TO BE DONE: Sort through the entries below and pull out lines containing the word "ylabel".

PROVIDED DATA:

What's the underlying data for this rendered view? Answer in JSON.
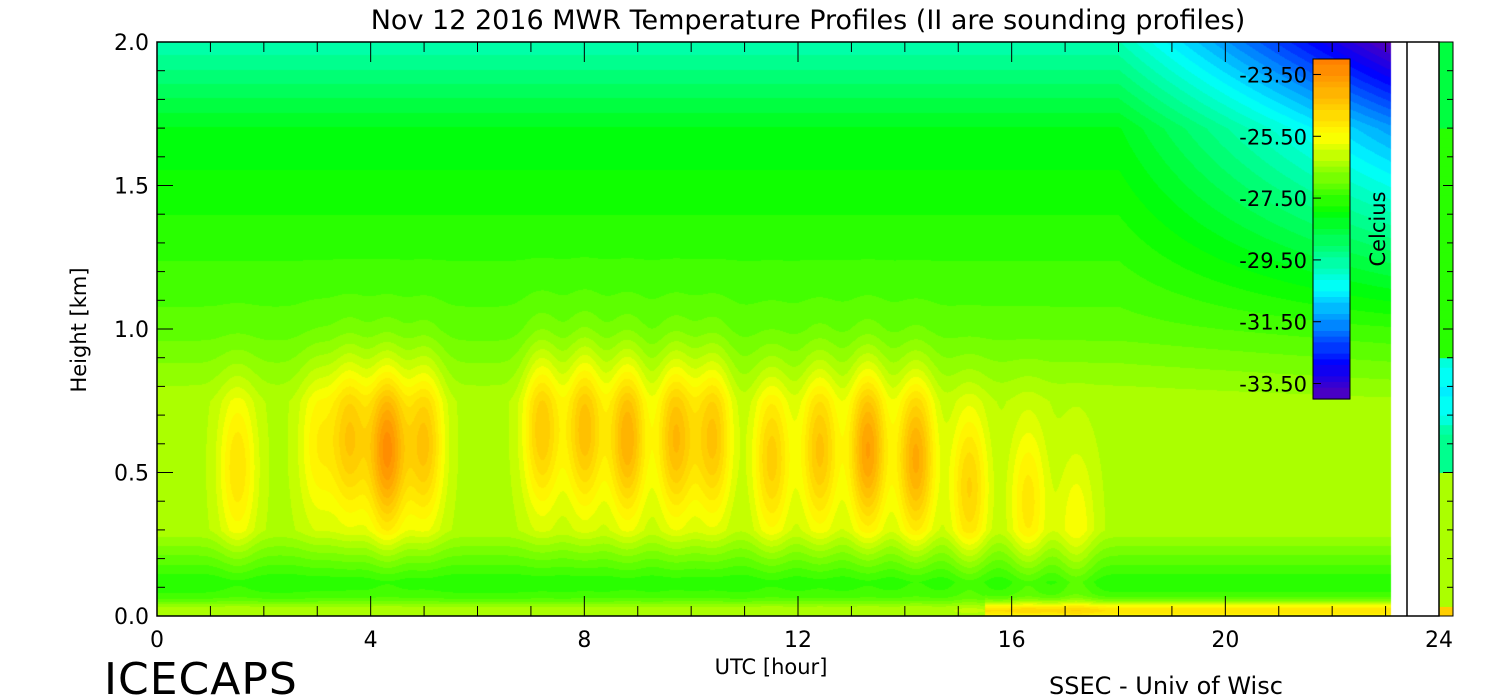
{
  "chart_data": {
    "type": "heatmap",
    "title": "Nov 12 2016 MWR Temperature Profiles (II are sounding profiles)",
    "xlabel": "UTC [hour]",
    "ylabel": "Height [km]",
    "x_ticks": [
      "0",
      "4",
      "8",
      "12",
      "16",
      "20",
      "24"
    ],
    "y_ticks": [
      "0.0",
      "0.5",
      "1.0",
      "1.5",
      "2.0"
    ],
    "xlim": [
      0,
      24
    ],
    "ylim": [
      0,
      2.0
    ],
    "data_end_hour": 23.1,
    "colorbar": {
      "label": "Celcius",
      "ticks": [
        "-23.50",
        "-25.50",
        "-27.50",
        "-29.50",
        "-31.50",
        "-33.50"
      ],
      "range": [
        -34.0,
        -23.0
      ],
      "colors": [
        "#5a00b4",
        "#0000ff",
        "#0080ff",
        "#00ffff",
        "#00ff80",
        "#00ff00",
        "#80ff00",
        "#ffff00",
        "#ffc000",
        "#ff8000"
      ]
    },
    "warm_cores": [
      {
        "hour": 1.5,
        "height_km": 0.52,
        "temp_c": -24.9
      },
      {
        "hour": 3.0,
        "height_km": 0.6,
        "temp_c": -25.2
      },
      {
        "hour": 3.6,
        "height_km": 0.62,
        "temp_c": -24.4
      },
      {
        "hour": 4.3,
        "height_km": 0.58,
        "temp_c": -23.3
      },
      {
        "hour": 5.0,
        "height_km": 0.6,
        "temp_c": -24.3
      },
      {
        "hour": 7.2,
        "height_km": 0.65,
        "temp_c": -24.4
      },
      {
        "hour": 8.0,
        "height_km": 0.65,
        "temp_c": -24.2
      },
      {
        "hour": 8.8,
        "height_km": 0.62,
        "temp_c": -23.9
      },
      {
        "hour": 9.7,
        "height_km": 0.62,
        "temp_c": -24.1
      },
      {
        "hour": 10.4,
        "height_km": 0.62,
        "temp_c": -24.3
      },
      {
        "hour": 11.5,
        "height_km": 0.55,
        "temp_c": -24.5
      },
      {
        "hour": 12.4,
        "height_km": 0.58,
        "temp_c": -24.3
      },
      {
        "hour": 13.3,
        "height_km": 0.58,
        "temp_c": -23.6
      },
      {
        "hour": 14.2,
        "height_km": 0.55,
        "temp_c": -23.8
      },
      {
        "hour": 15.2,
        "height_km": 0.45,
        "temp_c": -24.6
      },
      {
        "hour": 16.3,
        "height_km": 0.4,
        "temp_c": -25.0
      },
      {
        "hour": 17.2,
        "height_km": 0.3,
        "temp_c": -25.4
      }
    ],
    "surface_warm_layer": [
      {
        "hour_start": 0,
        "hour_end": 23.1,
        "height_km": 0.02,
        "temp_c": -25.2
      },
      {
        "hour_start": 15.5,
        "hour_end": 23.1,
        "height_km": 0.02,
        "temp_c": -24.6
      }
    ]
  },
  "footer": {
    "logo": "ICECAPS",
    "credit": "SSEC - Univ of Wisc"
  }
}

==

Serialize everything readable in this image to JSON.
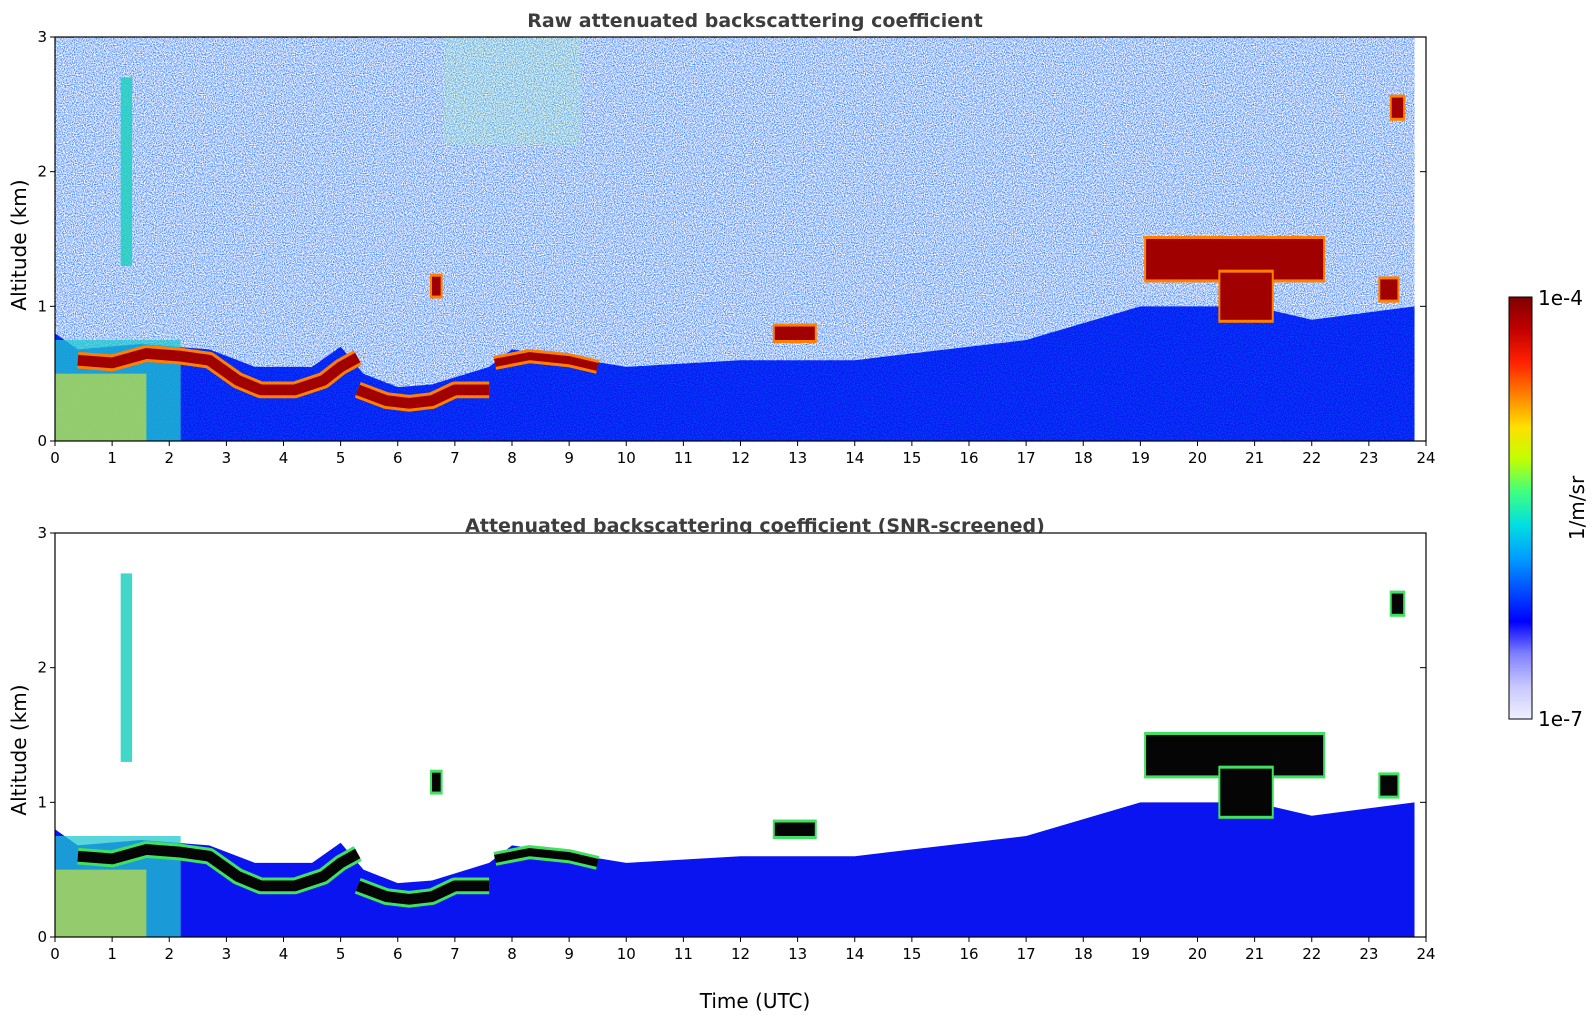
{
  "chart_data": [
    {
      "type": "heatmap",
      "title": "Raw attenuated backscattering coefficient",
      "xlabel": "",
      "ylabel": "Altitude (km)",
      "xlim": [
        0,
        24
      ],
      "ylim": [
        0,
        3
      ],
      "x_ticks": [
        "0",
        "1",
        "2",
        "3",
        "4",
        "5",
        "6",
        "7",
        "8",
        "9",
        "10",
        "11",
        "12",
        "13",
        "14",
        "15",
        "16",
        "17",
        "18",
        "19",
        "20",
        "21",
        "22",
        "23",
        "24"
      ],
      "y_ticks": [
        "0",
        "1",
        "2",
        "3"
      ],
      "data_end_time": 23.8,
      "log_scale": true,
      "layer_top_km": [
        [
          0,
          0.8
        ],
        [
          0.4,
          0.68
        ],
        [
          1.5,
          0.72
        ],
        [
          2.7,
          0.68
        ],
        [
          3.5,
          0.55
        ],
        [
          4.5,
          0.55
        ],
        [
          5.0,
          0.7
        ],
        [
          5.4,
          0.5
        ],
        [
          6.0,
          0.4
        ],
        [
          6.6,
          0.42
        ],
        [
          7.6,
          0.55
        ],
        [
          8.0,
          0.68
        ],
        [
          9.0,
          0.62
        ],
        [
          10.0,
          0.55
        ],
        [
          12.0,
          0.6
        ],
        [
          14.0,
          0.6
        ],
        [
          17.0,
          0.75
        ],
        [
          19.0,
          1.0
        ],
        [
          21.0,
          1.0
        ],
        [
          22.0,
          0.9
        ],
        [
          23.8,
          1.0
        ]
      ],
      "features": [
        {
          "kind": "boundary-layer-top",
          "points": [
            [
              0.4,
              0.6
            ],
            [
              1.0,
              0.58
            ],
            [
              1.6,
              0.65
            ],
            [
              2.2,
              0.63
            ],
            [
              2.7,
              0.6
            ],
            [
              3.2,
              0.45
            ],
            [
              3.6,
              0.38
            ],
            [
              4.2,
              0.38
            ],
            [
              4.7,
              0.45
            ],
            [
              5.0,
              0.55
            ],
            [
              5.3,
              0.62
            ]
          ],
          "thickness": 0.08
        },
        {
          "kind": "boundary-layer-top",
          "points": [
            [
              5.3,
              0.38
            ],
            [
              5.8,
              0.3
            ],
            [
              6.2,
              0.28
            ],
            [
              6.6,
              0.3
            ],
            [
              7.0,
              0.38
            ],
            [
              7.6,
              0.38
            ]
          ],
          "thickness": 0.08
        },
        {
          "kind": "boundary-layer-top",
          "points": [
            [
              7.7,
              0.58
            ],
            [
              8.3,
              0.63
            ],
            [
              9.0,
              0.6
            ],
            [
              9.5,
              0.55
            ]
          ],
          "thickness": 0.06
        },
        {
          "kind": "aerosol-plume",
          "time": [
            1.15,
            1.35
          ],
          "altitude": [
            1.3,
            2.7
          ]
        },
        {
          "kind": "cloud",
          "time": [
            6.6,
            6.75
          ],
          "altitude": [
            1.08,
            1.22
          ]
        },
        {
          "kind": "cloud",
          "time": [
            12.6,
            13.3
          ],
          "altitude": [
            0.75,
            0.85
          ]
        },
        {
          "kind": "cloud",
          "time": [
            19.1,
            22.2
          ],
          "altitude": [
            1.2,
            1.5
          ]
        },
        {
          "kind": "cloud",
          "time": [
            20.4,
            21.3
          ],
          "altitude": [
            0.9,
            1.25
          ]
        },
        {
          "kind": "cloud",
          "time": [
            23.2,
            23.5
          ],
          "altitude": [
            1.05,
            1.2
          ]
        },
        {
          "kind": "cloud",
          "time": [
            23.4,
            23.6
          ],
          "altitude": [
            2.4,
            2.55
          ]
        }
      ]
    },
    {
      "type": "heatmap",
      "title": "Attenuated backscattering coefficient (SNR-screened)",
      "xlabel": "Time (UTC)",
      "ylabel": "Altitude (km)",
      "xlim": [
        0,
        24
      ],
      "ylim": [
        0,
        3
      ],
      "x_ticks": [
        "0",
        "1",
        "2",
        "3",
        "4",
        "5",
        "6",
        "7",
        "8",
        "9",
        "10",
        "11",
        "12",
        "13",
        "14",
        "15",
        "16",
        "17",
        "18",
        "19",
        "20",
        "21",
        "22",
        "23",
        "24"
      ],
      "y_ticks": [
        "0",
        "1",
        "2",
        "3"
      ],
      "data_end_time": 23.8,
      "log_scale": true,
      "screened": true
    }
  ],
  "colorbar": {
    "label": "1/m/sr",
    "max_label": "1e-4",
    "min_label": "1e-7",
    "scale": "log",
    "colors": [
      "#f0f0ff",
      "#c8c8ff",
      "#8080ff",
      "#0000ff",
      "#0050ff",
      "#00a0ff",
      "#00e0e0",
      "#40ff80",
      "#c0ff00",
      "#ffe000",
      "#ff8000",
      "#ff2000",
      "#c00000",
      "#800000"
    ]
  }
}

---

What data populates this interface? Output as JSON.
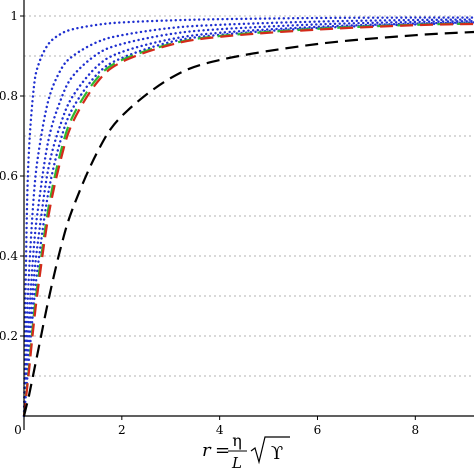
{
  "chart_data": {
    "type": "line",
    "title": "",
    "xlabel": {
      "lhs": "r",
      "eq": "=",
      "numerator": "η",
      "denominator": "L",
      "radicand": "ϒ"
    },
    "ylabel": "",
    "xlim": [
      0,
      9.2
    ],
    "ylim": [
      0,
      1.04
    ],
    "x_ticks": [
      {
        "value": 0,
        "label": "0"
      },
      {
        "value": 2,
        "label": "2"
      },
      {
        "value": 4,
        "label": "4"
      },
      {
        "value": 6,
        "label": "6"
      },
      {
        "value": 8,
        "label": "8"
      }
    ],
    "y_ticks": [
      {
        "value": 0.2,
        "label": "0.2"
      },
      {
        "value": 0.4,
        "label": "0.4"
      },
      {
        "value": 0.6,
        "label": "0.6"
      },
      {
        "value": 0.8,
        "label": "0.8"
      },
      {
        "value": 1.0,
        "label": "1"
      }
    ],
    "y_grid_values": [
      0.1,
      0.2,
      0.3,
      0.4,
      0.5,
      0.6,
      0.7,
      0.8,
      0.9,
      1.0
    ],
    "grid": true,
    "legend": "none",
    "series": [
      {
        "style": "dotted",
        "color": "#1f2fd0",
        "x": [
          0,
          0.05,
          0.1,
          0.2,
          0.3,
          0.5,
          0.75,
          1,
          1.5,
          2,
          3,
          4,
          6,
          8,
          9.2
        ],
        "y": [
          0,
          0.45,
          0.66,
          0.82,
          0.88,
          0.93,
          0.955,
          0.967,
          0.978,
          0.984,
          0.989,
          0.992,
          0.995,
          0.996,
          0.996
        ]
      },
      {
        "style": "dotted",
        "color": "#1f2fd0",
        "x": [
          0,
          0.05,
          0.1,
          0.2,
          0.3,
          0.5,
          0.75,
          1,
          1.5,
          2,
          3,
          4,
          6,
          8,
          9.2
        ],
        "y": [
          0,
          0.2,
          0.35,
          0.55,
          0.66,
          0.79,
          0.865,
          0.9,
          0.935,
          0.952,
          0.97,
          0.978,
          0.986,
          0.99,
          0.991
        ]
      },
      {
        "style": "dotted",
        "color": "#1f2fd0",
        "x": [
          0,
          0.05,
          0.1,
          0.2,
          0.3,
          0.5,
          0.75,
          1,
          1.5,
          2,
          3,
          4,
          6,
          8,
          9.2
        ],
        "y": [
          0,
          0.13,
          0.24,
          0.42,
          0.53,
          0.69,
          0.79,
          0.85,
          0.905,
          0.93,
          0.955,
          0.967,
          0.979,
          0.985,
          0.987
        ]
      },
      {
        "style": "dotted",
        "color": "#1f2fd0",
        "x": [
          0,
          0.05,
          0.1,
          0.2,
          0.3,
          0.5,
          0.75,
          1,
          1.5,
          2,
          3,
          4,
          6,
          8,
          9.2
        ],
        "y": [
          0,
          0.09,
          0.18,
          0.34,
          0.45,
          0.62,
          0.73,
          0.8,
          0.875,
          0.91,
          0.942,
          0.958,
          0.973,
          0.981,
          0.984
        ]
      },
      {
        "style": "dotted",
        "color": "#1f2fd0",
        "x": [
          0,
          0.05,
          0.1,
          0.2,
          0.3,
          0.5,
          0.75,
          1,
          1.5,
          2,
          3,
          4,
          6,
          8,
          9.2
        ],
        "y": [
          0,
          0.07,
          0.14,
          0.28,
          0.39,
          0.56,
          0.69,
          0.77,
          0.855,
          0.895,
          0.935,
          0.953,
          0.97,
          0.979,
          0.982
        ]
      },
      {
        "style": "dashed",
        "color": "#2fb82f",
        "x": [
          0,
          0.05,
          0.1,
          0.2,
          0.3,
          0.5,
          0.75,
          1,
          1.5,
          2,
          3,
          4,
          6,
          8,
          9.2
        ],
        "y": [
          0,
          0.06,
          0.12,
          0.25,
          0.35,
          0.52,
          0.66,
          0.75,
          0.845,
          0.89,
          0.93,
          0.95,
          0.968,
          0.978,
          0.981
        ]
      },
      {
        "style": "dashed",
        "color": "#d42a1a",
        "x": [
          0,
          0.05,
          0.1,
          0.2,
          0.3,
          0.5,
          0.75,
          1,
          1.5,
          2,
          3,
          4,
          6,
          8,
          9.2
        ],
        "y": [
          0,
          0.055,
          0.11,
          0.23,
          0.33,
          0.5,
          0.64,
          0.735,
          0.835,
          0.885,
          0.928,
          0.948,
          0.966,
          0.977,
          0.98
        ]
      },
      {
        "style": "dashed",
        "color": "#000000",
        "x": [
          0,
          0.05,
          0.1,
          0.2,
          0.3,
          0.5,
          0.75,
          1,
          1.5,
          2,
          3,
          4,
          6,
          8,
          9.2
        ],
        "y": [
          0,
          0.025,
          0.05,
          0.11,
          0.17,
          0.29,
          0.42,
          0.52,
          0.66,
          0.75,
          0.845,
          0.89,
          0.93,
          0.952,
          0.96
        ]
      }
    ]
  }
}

EXERCISE RESPONSE:
    "ylabel": "Height [km]",
      "ylabel": "Altitude (km)",
      "ylabel": "Altitude (km)",
    "ylabel": "",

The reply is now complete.